• **Written exercise**: Read the entries below and pull out each line with the string "countries".

• **Provided records**:
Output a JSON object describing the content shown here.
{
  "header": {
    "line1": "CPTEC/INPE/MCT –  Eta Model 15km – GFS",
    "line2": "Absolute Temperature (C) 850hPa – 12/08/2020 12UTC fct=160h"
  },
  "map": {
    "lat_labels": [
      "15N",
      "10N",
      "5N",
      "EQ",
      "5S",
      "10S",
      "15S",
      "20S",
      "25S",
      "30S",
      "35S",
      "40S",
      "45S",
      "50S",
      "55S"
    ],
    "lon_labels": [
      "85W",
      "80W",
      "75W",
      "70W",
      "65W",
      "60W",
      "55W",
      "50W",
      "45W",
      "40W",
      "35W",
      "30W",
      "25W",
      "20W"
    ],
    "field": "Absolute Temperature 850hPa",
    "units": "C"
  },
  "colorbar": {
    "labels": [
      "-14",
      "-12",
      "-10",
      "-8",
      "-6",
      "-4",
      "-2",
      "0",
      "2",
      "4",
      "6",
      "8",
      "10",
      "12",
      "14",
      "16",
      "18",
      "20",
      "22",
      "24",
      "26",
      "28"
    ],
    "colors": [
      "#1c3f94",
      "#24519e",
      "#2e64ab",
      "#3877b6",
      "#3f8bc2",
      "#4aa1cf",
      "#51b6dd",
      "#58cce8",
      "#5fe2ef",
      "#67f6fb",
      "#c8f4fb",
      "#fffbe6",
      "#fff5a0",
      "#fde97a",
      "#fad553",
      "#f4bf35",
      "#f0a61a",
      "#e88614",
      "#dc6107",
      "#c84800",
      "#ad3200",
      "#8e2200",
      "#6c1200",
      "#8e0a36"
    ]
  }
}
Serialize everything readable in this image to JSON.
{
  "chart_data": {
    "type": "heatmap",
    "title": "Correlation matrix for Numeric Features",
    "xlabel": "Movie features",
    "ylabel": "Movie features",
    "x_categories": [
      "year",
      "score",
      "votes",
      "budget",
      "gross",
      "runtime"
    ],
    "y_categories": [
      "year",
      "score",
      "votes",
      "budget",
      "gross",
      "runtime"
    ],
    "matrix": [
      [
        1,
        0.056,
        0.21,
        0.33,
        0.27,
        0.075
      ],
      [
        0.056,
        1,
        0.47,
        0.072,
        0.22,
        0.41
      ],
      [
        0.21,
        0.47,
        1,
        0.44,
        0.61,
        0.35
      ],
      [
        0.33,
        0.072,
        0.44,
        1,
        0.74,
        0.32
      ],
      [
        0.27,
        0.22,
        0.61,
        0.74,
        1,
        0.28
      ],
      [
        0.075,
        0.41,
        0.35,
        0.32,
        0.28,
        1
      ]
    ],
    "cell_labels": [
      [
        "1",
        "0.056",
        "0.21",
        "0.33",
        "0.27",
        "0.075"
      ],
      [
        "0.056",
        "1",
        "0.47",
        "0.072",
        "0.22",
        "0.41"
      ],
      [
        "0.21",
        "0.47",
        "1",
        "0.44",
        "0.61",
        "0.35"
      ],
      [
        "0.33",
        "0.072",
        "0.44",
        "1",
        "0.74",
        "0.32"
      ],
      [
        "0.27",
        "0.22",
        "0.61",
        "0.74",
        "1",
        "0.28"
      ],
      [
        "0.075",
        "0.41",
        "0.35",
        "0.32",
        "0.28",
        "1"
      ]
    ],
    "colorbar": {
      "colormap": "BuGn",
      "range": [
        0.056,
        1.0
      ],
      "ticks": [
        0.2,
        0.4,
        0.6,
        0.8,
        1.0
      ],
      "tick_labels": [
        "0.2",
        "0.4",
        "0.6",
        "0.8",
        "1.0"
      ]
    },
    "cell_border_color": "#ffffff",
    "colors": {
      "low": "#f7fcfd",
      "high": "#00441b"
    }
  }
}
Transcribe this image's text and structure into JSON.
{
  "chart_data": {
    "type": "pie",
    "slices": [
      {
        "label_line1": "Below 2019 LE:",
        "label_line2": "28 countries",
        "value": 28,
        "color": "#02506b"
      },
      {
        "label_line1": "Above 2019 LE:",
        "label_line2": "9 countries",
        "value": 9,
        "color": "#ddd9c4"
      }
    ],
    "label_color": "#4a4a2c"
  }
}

• **Task solution**:
        "label_line2": "28 countries",
        "label_line2": "9 countries",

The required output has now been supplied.